§ TASK DESCRIPTION
Where does the word "ylabel" show up in the records? Copy every line that holds it.

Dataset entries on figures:

=== Section Start ===

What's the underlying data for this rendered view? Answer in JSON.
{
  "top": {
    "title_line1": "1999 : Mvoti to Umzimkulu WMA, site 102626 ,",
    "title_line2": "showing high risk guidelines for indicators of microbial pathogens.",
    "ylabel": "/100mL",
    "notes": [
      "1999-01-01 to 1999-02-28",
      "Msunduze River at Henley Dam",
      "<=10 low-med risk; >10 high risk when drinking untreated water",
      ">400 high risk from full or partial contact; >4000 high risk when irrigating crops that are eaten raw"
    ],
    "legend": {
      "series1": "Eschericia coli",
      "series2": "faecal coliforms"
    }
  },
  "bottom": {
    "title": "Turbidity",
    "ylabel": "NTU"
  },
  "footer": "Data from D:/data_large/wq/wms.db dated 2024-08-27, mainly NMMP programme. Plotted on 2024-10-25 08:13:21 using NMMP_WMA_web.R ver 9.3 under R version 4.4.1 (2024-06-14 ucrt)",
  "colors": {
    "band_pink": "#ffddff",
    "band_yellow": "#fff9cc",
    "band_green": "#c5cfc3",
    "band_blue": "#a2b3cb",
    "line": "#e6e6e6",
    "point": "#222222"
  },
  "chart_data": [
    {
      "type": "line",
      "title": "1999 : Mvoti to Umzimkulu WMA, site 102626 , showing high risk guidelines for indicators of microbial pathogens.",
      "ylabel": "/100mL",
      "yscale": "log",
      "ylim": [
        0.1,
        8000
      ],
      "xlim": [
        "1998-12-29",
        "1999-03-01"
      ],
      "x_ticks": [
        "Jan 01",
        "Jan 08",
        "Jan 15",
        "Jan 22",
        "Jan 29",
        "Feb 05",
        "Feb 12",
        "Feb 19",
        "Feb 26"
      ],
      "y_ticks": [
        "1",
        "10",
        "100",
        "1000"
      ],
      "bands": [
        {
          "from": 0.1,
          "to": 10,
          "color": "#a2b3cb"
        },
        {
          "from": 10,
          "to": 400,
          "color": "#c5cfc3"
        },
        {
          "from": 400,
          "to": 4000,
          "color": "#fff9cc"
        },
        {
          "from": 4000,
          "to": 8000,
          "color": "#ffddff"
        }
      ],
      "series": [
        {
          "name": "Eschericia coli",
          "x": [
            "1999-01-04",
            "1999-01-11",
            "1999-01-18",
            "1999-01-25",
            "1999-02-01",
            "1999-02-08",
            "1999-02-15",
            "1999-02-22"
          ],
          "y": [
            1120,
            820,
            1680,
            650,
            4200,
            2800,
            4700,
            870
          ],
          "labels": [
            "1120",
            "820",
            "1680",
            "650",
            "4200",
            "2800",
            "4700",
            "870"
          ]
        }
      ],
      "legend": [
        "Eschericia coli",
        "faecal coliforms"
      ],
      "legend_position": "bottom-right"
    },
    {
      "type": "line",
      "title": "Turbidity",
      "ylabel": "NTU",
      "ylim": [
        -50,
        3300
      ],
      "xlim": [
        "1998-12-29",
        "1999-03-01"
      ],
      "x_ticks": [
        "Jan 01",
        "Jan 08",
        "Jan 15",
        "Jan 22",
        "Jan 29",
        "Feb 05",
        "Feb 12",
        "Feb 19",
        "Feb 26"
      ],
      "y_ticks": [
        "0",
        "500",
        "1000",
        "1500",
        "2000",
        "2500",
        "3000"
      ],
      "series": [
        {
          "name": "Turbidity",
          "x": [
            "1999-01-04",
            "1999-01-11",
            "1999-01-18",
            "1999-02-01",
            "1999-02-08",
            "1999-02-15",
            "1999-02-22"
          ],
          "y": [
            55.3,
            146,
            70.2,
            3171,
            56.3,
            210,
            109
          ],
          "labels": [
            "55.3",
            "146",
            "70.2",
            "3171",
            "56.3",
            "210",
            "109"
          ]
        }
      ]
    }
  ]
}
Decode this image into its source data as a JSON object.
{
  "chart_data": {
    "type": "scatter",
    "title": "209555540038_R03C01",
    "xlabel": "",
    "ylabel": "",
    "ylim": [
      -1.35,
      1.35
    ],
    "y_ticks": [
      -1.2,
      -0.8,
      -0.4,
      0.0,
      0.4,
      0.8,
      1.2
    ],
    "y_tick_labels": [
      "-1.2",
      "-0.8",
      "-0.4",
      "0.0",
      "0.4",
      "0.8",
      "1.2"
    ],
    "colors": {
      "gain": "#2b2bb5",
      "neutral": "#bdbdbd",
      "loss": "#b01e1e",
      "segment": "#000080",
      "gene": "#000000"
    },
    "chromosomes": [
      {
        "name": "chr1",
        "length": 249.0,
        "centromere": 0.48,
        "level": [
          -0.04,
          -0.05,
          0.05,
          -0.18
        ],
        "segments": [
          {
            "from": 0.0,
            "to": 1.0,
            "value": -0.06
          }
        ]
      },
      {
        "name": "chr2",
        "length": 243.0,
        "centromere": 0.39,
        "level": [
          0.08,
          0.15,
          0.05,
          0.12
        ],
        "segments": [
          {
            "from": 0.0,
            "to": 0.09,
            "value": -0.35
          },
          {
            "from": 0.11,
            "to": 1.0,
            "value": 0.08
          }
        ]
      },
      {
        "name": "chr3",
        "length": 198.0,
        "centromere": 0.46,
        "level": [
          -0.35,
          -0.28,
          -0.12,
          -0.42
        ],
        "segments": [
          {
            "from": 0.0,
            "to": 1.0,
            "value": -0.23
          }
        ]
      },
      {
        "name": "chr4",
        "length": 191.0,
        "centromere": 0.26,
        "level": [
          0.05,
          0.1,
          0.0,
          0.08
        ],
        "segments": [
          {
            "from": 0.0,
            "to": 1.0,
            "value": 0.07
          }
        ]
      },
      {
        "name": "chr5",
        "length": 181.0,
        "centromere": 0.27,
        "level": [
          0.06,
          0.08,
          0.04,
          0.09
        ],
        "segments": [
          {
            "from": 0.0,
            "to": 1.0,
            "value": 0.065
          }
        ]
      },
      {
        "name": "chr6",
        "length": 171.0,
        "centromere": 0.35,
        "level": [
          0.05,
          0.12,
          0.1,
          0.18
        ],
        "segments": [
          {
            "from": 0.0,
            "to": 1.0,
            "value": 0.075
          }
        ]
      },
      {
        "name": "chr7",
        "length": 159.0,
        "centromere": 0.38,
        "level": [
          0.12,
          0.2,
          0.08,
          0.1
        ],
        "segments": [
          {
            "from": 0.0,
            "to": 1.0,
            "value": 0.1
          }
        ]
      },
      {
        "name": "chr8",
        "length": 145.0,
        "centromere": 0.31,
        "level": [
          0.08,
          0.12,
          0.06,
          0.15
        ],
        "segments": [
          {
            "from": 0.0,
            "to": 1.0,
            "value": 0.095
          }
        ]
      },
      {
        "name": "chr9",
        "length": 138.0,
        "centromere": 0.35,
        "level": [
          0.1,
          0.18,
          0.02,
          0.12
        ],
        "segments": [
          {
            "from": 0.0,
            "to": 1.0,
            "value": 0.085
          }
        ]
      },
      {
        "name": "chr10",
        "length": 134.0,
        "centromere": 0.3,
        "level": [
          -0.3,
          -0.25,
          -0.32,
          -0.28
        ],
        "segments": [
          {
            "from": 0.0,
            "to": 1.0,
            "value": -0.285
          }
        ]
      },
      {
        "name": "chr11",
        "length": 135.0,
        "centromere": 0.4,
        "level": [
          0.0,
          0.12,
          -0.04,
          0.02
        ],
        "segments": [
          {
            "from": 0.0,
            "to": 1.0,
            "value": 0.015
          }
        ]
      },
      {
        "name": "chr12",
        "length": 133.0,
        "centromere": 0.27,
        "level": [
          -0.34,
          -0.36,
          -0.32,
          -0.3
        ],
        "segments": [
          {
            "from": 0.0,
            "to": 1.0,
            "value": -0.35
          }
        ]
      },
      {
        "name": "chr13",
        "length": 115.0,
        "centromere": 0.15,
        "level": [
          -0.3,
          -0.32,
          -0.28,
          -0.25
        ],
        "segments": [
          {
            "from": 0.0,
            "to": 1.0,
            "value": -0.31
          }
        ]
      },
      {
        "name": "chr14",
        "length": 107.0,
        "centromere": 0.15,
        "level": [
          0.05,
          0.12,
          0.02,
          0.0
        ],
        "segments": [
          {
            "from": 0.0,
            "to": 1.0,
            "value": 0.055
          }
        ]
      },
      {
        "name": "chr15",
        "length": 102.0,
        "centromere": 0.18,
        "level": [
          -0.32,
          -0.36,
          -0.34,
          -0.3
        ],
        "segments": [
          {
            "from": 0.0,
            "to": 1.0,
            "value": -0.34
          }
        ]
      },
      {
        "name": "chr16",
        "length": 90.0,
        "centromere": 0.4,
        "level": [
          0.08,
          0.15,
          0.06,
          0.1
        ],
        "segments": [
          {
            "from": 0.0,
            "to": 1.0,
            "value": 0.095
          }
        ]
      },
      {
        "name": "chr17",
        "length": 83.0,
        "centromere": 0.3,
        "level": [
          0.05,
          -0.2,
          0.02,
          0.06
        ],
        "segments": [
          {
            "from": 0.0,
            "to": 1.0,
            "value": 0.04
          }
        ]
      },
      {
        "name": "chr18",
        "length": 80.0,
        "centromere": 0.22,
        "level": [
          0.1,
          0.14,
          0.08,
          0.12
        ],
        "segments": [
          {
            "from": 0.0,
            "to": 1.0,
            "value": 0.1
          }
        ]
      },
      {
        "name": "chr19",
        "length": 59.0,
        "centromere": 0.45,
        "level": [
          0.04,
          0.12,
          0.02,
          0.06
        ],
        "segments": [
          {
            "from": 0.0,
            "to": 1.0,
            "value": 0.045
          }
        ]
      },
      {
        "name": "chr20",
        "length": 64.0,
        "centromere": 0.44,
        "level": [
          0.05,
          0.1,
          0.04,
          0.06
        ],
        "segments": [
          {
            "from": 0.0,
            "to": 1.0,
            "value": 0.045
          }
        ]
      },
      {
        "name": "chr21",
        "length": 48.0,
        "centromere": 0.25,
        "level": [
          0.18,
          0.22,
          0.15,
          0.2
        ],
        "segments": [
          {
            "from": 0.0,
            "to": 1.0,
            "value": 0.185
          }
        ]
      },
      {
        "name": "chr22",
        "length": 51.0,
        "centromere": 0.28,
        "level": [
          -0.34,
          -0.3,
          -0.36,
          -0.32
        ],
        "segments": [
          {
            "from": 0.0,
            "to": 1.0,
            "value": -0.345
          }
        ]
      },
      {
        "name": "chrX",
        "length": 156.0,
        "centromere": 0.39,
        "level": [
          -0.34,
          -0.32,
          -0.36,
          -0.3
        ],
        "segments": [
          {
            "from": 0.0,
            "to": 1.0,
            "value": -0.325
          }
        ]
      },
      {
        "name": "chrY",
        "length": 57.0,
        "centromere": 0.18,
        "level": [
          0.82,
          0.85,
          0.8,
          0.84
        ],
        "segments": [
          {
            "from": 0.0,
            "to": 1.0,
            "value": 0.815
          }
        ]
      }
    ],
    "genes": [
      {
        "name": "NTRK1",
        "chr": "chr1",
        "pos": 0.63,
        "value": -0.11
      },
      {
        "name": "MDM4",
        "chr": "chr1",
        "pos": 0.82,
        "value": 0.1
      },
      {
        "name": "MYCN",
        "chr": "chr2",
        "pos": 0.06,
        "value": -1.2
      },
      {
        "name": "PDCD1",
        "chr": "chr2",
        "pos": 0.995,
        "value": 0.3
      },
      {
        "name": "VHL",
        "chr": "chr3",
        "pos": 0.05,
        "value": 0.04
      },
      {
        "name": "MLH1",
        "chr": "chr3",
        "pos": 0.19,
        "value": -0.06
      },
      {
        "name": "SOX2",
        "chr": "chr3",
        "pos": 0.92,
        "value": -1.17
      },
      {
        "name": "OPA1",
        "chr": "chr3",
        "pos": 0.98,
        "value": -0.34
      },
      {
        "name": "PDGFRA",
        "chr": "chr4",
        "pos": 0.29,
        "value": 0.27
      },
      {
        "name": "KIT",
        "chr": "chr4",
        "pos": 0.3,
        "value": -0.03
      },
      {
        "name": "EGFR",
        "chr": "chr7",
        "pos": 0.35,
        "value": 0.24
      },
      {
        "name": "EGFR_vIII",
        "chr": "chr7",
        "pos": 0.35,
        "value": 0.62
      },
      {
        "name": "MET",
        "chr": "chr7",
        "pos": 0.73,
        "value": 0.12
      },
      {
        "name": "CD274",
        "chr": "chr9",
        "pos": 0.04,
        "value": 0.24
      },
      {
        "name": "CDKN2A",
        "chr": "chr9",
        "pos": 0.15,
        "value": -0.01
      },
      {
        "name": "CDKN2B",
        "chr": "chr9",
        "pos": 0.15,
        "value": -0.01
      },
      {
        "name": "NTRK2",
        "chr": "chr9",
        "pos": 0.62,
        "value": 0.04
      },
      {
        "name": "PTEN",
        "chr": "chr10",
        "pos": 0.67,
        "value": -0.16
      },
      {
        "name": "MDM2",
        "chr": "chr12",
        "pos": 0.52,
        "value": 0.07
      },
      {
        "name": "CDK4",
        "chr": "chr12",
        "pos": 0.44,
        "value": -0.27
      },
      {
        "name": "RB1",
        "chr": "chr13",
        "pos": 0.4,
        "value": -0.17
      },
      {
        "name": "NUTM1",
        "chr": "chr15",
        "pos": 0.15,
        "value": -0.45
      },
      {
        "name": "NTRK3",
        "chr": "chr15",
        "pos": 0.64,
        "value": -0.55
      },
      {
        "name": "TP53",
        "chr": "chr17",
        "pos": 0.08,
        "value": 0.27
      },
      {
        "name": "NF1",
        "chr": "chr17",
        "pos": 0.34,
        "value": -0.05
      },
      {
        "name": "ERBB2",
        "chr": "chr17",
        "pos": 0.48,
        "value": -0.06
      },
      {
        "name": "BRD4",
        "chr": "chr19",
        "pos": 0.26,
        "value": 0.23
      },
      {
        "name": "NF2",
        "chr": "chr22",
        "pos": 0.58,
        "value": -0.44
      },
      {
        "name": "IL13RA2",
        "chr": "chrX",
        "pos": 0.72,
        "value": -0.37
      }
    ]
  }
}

=== Section End ===

§ YOUR RESPONSE
    "ylabel": "/100mL",
    "ylabel": "NTU"
      "ylabel": "/100mL",
      "ylabel": "NTU",
    "ylabel": "",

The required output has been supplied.